MATERIAL FOR THE TASK:
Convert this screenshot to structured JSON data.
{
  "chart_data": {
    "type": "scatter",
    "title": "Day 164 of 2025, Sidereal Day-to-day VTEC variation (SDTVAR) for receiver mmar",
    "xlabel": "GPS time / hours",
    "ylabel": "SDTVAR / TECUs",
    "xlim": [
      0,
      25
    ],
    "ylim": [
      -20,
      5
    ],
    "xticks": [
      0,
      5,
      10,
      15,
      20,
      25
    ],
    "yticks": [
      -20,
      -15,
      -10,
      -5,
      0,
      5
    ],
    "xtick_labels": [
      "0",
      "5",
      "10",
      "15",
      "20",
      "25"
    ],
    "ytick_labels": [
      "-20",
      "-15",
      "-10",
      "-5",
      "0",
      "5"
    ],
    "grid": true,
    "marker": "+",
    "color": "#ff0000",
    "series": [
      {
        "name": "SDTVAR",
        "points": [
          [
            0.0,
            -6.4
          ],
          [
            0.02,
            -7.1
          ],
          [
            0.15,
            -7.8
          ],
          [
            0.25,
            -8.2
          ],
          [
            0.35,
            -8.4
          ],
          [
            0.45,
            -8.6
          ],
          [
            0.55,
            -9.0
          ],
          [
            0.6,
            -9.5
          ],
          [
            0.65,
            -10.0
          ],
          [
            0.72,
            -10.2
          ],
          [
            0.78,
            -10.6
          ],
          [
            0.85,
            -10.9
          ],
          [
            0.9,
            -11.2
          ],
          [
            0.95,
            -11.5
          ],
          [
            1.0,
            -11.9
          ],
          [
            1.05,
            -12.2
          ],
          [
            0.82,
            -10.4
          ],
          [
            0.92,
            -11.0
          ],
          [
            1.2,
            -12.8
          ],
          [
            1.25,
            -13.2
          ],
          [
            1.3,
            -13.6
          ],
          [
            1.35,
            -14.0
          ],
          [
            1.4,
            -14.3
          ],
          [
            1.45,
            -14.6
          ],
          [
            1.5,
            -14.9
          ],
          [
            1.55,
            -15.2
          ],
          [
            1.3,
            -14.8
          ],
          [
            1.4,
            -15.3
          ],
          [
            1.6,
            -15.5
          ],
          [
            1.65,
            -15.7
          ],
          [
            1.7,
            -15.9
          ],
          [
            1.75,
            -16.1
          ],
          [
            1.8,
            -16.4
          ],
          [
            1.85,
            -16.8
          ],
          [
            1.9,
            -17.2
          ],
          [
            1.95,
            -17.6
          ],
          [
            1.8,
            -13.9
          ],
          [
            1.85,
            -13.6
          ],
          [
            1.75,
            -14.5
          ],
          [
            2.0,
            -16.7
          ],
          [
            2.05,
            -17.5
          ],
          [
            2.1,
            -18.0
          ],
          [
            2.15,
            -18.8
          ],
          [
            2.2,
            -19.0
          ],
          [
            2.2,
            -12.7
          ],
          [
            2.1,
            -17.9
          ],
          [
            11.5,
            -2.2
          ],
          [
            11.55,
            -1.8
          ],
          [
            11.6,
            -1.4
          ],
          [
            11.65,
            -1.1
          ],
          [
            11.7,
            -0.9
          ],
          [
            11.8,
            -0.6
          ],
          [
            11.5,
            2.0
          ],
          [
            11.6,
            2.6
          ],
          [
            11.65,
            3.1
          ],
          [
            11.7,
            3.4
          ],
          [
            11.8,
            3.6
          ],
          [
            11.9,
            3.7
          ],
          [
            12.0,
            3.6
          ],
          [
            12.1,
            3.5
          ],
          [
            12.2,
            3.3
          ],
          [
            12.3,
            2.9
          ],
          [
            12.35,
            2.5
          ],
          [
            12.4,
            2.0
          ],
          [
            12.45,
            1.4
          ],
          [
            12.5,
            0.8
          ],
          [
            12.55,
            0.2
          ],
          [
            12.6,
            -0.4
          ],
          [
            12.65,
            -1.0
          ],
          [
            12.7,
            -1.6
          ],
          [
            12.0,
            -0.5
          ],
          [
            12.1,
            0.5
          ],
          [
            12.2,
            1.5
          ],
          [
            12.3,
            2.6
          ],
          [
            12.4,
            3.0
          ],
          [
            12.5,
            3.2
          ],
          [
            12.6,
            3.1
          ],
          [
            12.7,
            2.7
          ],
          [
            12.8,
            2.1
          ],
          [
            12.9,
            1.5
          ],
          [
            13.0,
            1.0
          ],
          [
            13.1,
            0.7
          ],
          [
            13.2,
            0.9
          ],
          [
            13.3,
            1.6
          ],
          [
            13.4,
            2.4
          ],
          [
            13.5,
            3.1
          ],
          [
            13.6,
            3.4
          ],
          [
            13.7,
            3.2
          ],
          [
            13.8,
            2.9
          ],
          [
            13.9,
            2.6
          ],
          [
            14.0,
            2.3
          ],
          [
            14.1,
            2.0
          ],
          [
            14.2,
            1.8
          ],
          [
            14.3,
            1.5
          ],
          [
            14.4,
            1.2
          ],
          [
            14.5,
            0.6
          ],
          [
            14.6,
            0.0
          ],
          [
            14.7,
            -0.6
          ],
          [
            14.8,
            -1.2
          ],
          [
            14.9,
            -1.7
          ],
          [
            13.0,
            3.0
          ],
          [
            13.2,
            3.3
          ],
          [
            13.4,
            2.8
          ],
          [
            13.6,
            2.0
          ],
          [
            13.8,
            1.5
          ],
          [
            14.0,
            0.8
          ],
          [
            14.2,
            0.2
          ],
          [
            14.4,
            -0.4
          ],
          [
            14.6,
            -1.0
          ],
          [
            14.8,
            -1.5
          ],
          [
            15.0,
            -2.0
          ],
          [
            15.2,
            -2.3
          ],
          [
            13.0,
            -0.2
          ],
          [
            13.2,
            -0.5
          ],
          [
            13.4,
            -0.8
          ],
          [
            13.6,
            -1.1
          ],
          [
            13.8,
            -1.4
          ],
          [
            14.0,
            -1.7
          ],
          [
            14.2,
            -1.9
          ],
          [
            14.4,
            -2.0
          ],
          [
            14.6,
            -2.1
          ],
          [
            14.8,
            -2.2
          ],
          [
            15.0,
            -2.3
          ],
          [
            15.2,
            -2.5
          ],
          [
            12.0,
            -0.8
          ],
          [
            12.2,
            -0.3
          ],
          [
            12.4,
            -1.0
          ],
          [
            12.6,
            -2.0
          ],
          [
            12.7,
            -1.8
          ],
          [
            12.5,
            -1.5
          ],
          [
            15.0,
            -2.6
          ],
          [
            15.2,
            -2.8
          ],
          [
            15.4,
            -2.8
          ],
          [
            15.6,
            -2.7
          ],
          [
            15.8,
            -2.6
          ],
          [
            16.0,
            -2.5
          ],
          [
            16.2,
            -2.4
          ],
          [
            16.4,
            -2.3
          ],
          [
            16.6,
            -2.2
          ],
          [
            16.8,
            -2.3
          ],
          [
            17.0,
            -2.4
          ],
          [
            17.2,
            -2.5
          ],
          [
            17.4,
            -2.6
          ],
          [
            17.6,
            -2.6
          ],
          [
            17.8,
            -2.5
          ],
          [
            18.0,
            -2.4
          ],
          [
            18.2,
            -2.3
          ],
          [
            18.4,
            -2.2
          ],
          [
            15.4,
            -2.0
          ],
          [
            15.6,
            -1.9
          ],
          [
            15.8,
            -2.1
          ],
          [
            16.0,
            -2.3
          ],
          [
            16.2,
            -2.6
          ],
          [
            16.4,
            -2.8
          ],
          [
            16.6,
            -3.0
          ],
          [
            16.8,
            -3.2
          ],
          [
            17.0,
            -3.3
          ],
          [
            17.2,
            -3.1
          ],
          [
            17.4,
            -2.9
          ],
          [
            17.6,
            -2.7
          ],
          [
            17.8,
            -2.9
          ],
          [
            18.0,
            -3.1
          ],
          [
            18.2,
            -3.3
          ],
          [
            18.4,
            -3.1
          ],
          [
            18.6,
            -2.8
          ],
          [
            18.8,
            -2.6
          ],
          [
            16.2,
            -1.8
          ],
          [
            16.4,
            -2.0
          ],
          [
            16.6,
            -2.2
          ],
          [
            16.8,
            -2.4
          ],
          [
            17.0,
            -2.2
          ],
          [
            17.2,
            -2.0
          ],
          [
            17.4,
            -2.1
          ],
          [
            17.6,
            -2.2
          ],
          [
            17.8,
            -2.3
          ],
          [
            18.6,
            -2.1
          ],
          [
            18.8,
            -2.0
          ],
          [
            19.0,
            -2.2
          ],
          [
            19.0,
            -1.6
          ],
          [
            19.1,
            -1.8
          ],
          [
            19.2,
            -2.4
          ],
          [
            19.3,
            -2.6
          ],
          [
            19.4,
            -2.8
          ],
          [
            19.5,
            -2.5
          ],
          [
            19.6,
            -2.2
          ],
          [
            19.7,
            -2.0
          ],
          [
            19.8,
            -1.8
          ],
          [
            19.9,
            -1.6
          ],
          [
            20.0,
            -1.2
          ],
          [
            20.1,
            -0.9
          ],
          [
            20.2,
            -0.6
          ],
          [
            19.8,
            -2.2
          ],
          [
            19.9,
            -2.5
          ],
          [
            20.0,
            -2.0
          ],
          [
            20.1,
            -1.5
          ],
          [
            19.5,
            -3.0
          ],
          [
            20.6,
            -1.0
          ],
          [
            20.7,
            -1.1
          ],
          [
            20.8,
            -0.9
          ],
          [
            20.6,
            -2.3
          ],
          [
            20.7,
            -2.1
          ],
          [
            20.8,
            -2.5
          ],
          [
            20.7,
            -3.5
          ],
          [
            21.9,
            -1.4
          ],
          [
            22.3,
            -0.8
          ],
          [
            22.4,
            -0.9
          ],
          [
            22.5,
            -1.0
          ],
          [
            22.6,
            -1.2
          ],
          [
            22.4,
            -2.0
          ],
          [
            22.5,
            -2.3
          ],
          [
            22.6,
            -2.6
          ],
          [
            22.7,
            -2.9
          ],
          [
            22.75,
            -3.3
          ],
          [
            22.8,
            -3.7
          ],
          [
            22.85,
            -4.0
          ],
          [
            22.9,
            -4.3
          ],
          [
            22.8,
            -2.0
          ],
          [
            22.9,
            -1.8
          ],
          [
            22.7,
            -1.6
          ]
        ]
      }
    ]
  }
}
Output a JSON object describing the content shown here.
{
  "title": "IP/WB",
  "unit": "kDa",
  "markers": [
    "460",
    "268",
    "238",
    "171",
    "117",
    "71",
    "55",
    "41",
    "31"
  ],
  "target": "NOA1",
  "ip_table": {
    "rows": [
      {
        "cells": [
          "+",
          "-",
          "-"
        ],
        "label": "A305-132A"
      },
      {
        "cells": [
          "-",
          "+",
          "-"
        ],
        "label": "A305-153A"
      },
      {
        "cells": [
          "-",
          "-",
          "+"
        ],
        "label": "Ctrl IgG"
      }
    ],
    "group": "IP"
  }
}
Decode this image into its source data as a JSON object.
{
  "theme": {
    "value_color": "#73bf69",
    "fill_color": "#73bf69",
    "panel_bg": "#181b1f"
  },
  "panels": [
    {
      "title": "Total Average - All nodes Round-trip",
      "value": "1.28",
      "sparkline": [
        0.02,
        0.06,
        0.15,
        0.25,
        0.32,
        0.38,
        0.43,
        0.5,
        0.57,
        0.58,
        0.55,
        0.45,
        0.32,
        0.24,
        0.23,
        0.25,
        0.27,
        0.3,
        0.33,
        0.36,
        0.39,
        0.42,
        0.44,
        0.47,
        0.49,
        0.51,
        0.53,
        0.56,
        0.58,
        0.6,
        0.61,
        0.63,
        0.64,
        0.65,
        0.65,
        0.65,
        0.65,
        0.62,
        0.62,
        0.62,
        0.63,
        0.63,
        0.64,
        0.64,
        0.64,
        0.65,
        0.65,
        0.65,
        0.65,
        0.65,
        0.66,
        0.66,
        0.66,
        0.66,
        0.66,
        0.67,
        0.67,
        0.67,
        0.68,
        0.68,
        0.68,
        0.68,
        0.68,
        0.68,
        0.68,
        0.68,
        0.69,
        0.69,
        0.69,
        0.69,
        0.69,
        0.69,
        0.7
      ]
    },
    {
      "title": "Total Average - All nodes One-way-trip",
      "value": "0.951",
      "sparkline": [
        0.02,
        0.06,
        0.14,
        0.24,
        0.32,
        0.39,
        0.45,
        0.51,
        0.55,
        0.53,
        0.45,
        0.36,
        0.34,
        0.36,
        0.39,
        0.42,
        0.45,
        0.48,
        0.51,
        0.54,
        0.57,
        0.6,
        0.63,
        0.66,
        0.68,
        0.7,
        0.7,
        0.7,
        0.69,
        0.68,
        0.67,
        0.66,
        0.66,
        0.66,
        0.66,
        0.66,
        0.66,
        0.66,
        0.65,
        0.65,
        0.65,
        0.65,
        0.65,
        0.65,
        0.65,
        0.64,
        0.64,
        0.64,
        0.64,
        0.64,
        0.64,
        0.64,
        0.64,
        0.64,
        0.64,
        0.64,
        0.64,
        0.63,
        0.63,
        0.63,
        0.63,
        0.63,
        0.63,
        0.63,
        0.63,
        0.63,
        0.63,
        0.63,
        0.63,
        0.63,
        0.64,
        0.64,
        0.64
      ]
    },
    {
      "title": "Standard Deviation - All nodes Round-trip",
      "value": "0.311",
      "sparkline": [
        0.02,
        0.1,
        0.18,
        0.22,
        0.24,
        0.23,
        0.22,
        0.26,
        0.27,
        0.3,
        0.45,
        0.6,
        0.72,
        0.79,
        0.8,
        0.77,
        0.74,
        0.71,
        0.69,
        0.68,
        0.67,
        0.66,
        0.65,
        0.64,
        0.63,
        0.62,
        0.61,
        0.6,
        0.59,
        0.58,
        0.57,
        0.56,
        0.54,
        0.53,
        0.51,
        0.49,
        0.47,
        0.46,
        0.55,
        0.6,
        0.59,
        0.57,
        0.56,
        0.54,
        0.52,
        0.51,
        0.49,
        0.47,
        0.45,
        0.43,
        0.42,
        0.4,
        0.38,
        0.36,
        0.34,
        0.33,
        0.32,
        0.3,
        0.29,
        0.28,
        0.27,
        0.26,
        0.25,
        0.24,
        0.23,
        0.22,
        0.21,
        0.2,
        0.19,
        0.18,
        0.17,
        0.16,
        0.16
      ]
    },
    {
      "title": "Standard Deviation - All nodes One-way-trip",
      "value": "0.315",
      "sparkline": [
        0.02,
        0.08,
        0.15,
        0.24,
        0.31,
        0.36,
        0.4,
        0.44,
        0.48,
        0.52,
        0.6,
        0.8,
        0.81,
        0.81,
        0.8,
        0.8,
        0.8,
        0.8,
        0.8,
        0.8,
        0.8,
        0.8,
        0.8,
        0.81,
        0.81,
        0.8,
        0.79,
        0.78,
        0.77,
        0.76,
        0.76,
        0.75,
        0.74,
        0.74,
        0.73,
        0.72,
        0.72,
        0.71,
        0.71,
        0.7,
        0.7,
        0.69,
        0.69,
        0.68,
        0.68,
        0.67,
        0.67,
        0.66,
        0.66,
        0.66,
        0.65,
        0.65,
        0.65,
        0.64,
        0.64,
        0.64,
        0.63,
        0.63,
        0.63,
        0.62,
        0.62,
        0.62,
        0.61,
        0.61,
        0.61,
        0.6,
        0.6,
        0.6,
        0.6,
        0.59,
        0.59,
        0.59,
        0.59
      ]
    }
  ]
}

WHAT IS EXPECTED:
Extract all lines of the records above that include "Total".

RESULT BELOW:
      "title": "Total Average - All nodes Round-trip",
      "title": "Total Average - All nodes One-way-trip",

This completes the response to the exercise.